GIVEN PROBLEM:
Could you output each line of the data that follows exactly?

(Data listing)
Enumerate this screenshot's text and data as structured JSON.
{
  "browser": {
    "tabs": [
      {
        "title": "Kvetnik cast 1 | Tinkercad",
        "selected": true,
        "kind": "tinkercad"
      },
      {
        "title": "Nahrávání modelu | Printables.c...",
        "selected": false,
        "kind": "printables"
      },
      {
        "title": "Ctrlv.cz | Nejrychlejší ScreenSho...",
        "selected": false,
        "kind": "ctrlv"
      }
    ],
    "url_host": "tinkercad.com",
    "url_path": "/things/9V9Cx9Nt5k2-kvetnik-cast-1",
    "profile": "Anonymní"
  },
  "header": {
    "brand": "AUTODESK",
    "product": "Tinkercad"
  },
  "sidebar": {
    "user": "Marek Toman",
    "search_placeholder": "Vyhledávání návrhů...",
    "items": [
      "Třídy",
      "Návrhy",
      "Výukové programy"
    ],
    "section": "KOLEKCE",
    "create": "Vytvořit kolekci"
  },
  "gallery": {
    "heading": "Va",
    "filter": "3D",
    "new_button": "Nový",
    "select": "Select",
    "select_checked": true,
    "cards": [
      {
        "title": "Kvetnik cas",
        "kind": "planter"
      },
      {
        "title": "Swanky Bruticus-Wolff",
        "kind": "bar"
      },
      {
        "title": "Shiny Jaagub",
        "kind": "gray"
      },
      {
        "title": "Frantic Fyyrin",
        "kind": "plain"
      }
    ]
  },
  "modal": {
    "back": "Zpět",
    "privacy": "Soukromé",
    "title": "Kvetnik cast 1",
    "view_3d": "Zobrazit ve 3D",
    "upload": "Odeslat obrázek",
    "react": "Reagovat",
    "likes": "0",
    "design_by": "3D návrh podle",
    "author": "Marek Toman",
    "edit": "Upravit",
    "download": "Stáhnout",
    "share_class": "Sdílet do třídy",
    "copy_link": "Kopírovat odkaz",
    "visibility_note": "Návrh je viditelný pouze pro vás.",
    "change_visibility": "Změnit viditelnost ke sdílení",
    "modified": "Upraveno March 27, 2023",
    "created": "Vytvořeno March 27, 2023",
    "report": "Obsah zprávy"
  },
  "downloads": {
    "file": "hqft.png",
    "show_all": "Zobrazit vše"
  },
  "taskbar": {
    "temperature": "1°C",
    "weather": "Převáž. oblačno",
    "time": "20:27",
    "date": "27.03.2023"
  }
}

THE COMPLETED TASK:
Enumerate this screenshot's text and data as structured JSON.
{
  "browser": {
    "tabs": [
      {
        "title": "Kvetnik cast 1 | Tinkercad",
        "selected": true,
        "kind": "tinkercad"
      },
      {
        "title": "Nahrávání modelu | Printables.c...",
        "selected": false,
        "kind": "printables"
      },
      {
        "title": "Ctrlv.cz | Nejrychlejší ScreenSho...",
        "selected": false,
        "kind": "ctrlv"
      }
    ],
    "url_host": "tinkercad.com",
    "url_path": "/things/9V9Cx9Nt5k2-kvetnik-cast-1",
    "profile": "Anonymní"
  },
  "header": {
    "brand": "AUTODESK",
    "product": "Tinkercad"
  },
  "sidebar": {
    "user": "Marek Toman",
    "search_placeholder": "Vyhledávání návrhů...",
    "items": [
      "Třídy",
      "Návrhy",
      "Výukové programy"
    ],
    "section": "KOLEKCE",
    "create": "Vytvořit kolekci"
  },
  "gallery": {
    "heading": "Va",
    "filter": "3D",
    "new_button": "Nový",
    "select": "Select",
    "select_checked": true,
    "cards": [
      {
        "title": "Kvetnik cas",
        "kind": "planter"
      },
      {
        "title": "Swanky Bruticus-Wolff",
        "kind": "bar"
      },
      {
        "title": "Shiny Jaagub",
        "kind": "gray"
      },
      {
        "title": "Frantic Fyyrin",
        "kind": "plain"
      }
    ]
  },
  "modal": {
    "back": "Zpět",
    "privacy": "Soukromé",
    "title": "Kvetnik cast 1",
    "view_3d": "Zobrazit ve 3D",
    "upload": "Odeslat obrázek",
    "react": "Reagovat",
    "likes": "0",
    "design_by": "3D návrh podle",
    "author": "Marek Toman",
    "edit": "Upravit",
    "download": "Stáhnout",
    "share_class": "Sdílet do třídy",
    "copy_link": "Kopírovat odkaz",
    "visibility_note": "Návrh je viditelný pouze pro vás.",
    "change_visibility": "Změnit viditelnost ke sdílení",
    "modified": "Upraveno March 27, 2023",
    "created": "Vytvořeno March 27, 2023",
    "report": "Obsah zprávy"
  },
  "downloads": {
    "file": "hqft.png",
    "show_all": "Zobrazit vše"
  },
  "taskbar": {
    "temperature": "1°C",
    "weather": "Převáž. oblačno",
    "time": "20:27",
    "date": "27.03.2023"
  }
}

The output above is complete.